Problem description:
A line counts if it contains the string "more"; say how many such lines there are, giving only the number.

***** Excerpted data *****

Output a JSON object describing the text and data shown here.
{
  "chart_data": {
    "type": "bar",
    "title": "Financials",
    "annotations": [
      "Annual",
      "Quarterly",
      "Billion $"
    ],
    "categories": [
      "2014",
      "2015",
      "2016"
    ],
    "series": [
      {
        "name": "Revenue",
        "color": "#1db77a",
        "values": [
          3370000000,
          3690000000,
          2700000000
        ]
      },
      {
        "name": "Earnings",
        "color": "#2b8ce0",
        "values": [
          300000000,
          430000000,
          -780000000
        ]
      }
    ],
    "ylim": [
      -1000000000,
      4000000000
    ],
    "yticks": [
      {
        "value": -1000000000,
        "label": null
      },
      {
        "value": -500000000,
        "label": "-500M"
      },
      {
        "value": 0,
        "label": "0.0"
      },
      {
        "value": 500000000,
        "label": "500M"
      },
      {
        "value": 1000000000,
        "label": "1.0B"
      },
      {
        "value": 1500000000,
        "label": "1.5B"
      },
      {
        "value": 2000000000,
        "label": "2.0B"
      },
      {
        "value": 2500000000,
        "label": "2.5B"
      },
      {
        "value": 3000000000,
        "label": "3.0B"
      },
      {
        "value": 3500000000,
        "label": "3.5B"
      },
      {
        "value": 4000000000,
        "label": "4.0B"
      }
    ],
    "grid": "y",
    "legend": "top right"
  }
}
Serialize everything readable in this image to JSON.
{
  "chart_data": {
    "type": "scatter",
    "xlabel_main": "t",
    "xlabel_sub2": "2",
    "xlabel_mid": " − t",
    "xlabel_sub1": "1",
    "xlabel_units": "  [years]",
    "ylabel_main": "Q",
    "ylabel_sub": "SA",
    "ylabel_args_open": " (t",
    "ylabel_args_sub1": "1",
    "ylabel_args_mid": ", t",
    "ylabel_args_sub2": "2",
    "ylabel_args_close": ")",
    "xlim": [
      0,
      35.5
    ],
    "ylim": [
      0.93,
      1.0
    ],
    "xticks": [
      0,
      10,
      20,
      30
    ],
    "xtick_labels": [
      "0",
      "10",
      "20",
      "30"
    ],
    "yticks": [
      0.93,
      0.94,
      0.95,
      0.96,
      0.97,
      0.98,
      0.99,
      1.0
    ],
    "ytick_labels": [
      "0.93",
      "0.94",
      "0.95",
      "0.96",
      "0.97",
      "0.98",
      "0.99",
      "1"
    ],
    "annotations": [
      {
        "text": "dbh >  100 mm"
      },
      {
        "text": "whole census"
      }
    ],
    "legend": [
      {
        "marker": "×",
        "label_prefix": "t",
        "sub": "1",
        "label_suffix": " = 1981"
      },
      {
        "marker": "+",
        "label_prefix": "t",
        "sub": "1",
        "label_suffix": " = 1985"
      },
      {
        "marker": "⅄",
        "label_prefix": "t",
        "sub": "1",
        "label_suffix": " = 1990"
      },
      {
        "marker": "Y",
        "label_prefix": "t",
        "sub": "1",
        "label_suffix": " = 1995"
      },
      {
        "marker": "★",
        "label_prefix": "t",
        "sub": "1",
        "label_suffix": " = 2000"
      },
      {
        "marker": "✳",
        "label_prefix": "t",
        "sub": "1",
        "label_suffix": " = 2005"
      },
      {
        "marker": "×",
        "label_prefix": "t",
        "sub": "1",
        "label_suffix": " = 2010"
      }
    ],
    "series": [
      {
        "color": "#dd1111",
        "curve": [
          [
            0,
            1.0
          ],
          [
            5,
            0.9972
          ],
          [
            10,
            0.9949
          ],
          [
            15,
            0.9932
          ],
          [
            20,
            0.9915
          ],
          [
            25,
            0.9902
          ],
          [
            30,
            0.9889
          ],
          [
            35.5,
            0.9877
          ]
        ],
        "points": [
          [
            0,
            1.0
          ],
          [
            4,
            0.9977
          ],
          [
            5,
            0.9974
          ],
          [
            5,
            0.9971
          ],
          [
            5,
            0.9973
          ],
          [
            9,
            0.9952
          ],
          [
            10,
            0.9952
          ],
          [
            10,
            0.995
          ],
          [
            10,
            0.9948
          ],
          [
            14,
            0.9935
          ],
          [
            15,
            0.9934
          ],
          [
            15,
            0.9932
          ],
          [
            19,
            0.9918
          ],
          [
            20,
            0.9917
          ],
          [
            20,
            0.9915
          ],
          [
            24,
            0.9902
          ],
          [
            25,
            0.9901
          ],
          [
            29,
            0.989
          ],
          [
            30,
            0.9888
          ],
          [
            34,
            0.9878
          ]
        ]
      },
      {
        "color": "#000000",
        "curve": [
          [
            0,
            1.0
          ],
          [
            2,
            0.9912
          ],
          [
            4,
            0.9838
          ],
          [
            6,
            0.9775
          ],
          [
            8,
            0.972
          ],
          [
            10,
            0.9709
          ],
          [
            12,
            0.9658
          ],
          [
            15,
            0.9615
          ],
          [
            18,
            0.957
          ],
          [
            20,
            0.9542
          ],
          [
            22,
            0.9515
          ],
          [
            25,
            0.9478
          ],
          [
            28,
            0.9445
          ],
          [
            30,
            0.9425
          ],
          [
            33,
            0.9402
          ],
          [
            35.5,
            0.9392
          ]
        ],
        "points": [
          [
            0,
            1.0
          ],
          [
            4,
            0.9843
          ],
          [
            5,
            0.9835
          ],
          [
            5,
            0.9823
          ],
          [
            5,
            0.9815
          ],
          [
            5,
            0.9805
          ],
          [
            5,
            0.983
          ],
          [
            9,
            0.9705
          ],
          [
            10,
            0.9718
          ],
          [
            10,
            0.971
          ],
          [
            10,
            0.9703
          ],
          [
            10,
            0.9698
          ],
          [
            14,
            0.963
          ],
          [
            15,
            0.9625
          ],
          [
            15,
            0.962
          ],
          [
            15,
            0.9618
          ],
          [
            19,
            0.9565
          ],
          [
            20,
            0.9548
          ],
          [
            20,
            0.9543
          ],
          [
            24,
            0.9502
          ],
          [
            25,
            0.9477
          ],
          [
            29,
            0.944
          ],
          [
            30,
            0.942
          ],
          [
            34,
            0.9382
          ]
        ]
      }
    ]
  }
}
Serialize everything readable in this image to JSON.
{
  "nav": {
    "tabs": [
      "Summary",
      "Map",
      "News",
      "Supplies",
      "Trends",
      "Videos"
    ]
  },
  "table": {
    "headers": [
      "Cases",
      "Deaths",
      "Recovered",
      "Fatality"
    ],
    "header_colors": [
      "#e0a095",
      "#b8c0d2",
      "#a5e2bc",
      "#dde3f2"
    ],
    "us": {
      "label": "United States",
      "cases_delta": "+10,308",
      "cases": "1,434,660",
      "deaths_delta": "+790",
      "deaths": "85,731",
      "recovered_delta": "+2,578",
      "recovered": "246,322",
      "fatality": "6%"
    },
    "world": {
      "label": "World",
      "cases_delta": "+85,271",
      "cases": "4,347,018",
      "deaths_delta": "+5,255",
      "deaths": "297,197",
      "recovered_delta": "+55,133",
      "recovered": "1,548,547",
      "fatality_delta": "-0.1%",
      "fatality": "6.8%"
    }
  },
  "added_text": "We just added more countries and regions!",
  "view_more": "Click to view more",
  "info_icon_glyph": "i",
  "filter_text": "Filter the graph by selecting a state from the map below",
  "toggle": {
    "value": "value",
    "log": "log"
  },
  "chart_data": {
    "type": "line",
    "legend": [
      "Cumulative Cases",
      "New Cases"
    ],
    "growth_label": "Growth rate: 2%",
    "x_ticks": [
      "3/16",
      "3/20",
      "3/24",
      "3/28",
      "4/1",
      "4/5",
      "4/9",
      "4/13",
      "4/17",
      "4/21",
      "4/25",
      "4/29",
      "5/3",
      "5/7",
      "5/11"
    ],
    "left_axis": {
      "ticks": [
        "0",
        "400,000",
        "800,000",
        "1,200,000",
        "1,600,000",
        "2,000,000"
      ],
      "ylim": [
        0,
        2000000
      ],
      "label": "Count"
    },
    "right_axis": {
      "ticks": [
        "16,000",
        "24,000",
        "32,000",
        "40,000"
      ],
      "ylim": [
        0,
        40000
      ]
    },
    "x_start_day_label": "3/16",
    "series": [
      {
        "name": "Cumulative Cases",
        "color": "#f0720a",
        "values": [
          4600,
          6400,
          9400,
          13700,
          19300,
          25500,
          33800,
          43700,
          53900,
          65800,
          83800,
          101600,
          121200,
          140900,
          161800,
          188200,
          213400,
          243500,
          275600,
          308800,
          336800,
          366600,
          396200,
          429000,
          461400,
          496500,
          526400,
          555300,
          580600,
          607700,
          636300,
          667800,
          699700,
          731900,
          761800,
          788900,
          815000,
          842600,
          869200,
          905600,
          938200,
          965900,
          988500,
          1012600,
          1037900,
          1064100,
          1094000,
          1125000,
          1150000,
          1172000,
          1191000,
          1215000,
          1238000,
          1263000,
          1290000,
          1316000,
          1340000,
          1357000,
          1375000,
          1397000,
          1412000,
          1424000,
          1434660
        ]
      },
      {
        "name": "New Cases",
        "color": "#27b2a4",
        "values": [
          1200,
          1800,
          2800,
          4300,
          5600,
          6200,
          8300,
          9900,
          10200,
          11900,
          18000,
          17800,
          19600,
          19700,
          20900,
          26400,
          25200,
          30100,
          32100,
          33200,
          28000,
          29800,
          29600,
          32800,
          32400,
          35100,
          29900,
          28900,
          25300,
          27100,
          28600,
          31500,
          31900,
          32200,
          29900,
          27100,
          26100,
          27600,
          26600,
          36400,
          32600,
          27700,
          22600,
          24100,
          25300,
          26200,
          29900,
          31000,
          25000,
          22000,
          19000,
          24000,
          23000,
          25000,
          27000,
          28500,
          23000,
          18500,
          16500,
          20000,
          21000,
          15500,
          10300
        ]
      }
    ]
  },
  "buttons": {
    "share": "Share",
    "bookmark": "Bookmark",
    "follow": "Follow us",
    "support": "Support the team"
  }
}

*****

Finished answer:
2